[Records contained in a dataset]
⁂

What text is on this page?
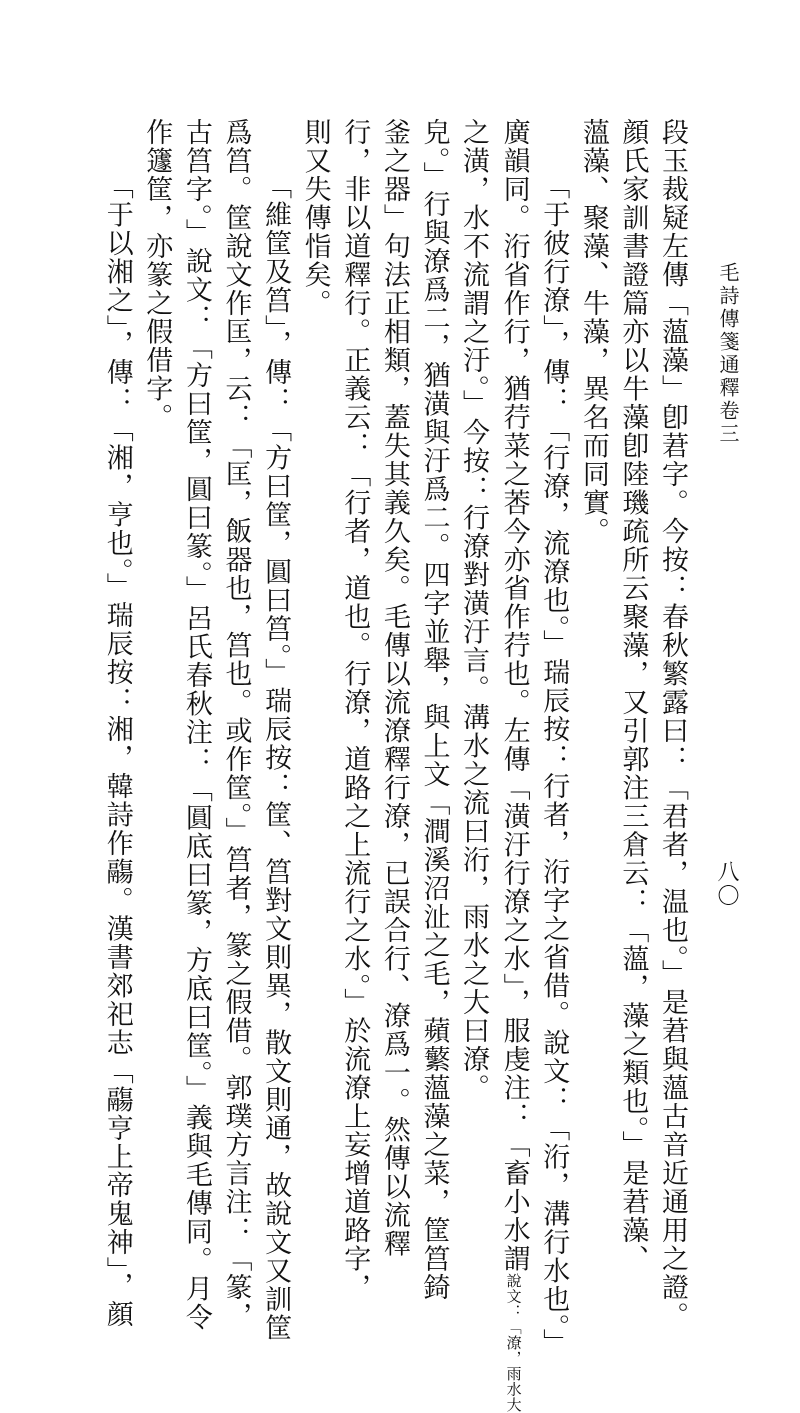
毛詩傳箋通釋卷三
八〇
段玉裁疑左傳「薀藻」卽莙字。今按：春秋繁露曰：「君者，温也。」是莙與薀古音近通用之證。
顔氏家訓書證篇亦以牛藻卽陸璣疏所云聚藻，又引郭注三倉云：「薀，藻之類也。」是莙藻、
薀藻、聚藻、牛藻，異名而同實。
「于彼行潦」，傳：「行潦，流潦也。」瑞辰按：行者，洐字之省借。說文：「洐，溝行水也。」
廣韻同。洐省作行，猶荇菜之莕今亦省作荇也。左傳「潢汙行潦之水」，服虔注：「畜小水謂說文：「潦，雨水大
之潢，水不流謂之汙。」今按：行潦對潢汙言。溝水之流曰洐，雨水之大曰潦。
皃。」行與潦爲二，猶潢與汙爲二。四字並舉，與上文「澗溪沼沚之毛，蘋蘩薀藻之菜，筐筥錡
釜之器」句法正相類，蓋失其義久矣。毛傳以流潦釋行潦，已誤合行、潦爲一。然傳以流釋
行，非以道釋行。正義云：「行者，道也。行潦，道路之上流行之水。」於流潦上妄增道路字，
則又失傳恉矣。
「維筐及筥」，傳：「方曰筐，圓曰筥。」瑞辰按：筐、筥對文則異，散文則通，故說文又訓筐
爲筥。筐說文作匡，云：「匡，飯器也，筥也。或作筐。」筥者，篆之假借。郭璞方言注：「篆，
古筥字。」說文：「方曰筐，圓曰篆。」呂氏春秋注：「圓底曰篆，方底曰筐。」義與毛傳同。月令
作籧筐，亦篆之假借字。
「于以湘之」，傳：「湘，亨也。」瑞辰按：湘，韓詩作鬺。漢書郊祀志「鬺亨上帝鬼神」，顔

⁂

*TO DO:*
Set down the records in full and exactly. Do not carry over any image.

*ANSWER:*
What text is on this page?
毛詩傳箋通釋卷三
八〇
段玉裁疑左傳「薀藻」卽莙字。今按：春秋繁露曰：「君者，温也。」是莙與薀古音近通用之證。
顔氏家訓書證篇亦以牛藻卽陸璣疏所云聚藻，又引郭注三倉云：「薀，藻之類也。」是莙藻、
薀藻、聚藻、牛藻，異名而同實。
「于彼行潦」，傳：「行潦，流潦也。」瑞辰按：行者，洐字之省借。說文：「洐，溝行水也。」
廣韻同。洐省作行，猶荇菜之莕今亦省作荇也。左傳「潢汙行潦之水」，服虔注：「畜小水謂說文：「潦，雨水大
之潢，水不流謂之汙。」今按：行潦對潢汙言。溝水之流曰洐，雨水之大曰潦。
皃。」行與潦爲二，猶潢與汙爲二。四字並舉，與上文「澗溪沼沚之毛，蘋蘩薀藻之菜，筐筥錡
釜之器」句法正相類，蓋失其義久矣。毛傳以流潦釋行潦，已誤合行、潦爲一。然傳以流釋
行，非以道釋行。正義云：「行者，道也。行潦，道路之上流行之水。」於流潦上妄增道路字，
則又失傳恉矣。
「維筐及筥」，傳：「方曰筐，圓曰筥。」瑞辰按：筐、筥對文則異，散文則通，故說文又訓筐
爲筥。筐說文作匡，云：「匡，飯器也，筥也。或作筐。」筥者，篆之假借。郭璞方言注：「篆，
古筥字。」說文：「方曰筐，圓曰篆。」呂氏春秋注：「圓底曰篆，方底曰筐。」義與毛傳同。月令
作籧筐，亦篆之假借字。
「于以湘之」，傳：「湘，亨也。」瑞辰按：湘，韓詩作鬺。漢書郊祀志「鬺亨上帝鬼神」，顔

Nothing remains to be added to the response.